→ **AIM OF THE EXERCISE**:
Go through the data below. List every line that holds the word "clicks".

→ **RECORDS FOR THE TASK**:

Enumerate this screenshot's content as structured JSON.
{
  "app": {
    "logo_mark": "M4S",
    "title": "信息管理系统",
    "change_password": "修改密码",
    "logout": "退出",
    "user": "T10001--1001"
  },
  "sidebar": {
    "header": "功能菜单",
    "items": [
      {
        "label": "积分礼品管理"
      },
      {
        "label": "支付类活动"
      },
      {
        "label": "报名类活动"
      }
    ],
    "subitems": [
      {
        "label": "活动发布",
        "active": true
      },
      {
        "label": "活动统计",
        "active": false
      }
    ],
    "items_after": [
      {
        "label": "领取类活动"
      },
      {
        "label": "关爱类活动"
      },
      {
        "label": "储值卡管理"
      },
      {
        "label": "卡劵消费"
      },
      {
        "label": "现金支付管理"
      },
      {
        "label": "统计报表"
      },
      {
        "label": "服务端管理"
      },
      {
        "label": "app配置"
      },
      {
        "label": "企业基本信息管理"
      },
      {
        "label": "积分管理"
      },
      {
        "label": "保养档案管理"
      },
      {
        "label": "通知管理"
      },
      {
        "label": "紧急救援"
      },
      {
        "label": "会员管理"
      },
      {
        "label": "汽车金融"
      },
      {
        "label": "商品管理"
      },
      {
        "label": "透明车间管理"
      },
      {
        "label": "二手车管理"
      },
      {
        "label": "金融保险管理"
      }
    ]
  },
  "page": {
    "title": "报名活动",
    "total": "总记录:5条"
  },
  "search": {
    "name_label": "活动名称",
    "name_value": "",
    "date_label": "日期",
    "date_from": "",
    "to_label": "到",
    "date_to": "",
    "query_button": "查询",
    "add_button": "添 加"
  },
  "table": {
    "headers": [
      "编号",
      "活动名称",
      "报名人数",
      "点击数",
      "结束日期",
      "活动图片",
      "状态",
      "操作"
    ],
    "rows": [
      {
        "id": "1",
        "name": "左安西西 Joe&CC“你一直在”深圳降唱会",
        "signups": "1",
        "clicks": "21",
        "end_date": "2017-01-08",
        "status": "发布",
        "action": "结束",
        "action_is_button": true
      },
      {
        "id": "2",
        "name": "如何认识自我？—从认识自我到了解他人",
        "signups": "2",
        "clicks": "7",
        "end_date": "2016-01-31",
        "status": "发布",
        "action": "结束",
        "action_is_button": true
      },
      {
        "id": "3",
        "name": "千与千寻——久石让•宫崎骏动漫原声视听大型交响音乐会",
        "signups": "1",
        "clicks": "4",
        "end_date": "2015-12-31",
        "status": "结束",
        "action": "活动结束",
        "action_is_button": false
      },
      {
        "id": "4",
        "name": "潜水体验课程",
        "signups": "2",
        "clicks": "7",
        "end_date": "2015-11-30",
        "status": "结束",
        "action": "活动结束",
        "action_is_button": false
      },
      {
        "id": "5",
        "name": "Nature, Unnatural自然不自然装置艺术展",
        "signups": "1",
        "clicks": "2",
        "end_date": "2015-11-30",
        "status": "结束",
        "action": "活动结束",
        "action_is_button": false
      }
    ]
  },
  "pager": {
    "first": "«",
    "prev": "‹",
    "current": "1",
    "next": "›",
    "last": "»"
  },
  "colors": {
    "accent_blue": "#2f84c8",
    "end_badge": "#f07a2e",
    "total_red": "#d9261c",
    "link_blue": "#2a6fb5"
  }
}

→ **PROBLEM SOLUTION**:
        "clicks": "21",
        "clicks": "7",
        "clicks": "4",
        "clicks": "7",
        "clicks": "2",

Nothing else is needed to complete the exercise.